JOB
Report every line below that holds the word "this".

DATA PROVIDED
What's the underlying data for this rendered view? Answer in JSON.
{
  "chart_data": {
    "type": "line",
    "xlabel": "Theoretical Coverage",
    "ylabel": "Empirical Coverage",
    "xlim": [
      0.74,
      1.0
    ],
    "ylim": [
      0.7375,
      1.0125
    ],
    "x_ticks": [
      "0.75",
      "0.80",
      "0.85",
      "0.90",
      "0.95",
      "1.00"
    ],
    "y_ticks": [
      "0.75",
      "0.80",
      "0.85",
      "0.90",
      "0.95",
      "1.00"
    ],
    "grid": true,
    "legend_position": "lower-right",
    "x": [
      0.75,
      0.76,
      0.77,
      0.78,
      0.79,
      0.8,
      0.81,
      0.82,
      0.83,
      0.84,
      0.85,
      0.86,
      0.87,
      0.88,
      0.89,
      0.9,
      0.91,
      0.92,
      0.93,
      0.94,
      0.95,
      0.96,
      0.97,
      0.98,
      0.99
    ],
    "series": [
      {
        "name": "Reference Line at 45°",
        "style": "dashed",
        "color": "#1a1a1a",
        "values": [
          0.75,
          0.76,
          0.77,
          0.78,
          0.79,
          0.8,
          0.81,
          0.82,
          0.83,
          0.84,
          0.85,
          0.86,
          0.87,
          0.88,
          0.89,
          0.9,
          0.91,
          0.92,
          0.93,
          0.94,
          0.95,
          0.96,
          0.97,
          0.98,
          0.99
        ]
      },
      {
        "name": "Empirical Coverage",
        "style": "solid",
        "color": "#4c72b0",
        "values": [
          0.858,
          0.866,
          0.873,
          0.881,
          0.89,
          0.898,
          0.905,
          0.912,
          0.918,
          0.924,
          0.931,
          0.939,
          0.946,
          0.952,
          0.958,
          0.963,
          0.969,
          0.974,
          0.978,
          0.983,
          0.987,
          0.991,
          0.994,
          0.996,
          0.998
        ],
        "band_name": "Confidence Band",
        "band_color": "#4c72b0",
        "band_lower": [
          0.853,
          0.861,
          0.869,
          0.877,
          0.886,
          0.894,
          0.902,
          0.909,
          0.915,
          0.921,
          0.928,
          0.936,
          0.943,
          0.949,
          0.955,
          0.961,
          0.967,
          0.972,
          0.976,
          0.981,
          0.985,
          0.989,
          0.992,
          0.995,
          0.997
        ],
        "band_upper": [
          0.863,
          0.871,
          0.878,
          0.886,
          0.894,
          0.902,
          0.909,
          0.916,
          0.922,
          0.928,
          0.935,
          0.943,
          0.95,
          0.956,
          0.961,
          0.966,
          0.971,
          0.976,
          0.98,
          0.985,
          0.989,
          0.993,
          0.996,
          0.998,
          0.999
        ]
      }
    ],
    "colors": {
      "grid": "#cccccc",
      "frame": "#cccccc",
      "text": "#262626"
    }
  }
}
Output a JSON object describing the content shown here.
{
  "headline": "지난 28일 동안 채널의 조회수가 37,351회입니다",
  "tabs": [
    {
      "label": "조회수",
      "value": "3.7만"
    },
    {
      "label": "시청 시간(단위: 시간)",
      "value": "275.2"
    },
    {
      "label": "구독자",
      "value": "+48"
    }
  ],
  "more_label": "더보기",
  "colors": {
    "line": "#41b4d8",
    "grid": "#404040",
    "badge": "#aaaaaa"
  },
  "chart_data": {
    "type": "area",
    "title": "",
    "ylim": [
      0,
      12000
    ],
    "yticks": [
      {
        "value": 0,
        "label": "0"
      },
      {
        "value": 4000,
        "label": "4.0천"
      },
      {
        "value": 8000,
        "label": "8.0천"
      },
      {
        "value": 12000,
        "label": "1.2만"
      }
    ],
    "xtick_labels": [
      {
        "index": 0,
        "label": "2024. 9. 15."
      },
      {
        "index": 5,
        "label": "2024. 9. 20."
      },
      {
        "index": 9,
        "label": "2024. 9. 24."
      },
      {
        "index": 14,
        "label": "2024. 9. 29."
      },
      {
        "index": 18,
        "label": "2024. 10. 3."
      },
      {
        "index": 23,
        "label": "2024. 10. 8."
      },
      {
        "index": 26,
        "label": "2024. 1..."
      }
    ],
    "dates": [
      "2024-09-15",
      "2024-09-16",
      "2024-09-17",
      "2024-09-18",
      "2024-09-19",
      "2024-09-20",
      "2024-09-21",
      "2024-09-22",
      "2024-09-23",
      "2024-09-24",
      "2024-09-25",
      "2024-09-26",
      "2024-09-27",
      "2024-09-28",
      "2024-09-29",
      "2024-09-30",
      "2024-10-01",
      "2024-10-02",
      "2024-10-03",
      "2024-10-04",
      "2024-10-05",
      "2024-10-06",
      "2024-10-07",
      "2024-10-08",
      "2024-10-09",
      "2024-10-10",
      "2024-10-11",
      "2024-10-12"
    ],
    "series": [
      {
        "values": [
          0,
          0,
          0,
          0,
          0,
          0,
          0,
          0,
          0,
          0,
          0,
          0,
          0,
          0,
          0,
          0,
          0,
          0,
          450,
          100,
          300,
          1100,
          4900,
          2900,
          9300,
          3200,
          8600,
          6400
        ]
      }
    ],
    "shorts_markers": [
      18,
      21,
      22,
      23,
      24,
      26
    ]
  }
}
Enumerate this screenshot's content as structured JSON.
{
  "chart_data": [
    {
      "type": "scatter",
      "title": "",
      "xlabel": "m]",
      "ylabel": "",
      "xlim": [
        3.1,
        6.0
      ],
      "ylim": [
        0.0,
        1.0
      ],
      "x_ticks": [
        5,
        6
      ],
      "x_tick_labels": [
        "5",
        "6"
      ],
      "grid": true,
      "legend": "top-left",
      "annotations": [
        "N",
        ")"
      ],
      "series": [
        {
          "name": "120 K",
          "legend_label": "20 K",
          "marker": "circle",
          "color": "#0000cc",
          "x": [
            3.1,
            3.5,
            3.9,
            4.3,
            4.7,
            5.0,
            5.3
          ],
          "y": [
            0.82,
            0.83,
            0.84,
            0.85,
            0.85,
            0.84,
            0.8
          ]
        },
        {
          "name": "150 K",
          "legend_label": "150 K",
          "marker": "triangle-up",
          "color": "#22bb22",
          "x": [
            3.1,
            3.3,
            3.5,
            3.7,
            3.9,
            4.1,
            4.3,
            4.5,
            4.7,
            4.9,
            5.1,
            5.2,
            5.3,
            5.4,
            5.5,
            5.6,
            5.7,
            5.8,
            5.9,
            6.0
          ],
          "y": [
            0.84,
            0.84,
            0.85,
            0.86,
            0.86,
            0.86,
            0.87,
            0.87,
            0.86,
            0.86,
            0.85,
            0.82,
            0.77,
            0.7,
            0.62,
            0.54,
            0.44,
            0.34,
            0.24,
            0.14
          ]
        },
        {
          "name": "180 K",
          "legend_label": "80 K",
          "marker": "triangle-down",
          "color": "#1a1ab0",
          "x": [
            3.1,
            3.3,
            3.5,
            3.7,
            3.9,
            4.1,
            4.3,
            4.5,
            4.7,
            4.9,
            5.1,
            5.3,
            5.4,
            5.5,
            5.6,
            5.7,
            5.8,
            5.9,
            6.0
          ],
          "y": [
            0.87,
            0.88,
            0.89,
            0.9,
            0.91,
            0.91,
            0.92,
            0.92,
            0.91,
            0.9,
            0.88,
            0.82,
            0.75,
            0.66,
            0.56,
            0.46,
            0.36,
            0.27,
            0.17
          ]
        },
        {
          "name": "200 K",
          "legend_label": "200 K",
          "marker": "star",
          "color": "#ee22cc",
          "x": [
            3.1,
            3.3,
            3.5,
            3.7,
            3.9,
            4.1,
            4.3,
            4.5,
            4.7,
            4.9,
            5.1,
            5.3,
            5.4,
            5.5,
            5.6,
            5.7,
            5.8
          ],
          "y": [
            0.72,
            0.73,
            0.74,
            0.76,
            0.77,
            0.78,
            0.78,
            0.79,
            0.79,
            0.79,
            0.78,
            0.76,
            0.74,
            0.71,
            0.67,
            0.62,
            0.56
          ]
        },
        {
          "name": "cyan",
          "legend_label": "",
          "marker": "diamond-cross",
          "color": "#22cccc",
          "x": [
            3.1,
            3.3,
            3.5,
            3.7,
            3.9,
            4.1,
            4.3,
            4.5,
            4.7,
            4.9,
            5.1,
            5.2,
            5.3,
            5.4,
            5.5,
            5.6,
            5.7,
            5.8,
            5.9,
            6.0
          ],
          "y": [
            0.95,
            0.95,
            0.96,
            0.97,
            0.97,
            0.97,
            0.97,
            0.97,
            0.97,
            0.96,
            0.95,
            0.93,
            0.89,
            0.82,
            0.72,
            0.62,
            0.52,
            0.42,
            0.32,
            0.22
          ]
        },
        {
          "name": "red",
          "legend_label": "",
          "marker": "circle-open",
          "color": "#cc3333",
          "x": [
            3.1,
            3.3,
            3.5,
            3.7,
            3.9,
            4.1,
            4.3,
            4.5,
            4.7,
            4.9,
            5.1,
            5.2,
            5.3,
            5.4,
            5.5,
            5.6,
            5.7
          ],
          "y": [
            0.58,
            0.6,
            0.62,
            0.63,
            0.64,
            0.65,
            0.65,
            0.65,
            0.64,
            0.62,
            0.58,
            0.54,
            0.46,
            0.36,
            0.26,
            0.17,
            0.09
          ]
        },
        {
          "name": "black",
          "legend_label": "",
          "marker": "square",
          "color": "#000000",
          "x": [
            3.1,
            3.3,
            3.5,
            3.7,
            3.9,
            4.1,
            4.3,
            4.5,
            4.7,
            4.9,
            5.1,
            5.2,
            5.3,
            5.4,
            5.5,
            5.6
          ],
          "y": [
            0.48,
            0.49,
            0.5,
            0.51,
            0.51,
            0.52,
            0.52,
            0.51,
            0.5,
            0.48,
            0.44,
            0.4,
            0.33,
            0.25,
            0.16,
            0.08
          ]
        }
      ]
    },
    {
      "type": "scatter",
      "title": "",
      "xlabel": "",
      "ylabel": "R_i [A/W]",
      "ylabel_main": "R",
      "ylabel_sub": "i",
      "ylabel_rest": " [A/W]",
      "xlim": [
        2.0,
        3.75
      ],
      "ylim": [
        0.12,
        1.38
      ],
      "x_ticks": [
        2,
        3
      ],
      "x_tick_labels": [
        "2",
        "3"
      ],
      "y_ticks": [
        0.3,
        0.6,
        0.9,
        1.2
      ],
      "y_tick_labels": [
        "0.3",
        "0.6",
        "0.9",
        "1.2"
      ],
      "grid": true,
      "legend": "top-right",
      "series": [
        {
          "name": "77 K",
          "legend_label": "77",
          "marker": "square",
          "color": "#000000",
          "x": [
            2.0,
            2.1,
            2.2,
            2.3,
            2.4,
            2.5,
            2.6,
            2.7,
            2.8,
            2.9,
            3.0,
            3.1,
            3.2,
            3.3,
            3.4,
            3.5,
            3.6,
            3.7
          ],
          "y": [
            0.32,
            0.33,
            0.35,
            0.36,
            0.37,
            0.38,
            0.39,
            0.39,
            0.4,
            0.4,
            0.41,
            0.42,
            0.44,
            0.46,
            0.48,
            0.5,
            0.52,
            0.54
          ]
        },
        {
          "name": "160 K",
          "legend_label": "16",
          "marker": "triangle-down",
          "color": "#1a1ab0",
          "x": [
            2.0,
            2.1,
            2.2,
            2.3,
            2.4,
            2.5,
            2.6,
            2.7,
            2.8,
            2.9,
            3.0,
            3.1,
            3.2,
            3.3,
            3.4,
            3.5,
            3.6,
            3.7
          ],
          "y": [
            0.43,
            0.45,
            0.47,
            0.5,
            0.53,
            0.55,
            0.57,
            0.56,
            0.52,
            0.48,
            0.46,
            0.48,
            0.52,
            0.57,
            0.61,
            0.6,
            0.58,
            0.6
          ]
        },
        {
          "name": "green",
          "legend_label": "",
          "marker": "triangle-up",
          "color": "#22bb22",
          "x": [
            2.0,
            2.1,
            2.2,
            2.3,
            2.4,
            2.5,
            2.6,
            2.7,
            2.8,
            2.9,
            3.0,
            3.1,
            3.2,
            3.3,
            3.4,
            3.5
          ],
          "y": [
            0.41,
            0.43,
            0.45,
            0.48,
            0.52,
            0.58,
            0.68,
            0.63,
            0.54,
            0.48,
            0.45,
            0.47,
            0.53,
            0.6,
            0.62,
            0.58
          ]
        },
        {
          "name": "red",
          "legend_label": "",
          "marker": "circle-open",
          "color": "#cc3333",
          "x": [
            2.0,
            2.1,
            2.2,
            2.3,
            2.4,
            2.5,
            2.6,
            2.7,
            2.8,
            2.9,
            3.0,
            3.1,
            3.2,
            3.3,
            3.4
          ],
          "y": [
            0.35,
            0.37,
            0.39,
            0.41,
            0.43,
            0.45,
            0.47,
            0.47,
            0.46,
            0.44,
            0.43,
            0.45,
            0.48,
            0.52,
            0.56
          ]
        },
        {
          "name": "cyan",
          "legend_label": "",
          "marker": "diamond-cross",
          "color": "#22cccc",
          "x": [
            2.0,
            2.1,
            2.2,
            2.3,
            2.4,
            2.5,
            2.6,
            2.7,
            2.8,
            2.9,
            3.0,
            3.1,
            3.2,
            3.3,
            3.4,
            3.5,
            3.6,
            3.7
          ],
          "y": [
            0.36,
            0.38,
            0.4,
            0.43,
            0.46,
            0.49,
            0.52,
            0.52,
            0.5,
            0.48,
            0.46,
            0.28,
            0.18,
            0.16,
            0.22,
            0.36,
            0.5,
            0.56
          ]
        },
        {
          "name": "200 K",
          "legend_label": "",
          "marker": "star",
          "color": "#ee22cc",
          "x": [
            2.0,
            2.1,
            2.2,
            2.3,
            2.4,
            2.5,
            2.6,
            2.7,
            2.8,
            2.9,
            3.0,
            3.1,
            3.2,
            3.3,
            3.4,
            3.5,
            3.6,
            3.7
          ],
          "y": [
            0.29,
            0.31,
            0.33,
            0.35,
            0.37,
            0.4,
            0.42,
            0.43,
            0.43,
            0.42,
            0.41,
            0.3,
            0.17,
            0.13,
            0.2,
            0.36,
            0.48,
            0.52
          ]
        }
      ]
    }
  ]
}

FULL RESPONSE
What's the underlying data for this rendered view? Answer in JSON.
Enumerate this screenshot's content as structured JSON.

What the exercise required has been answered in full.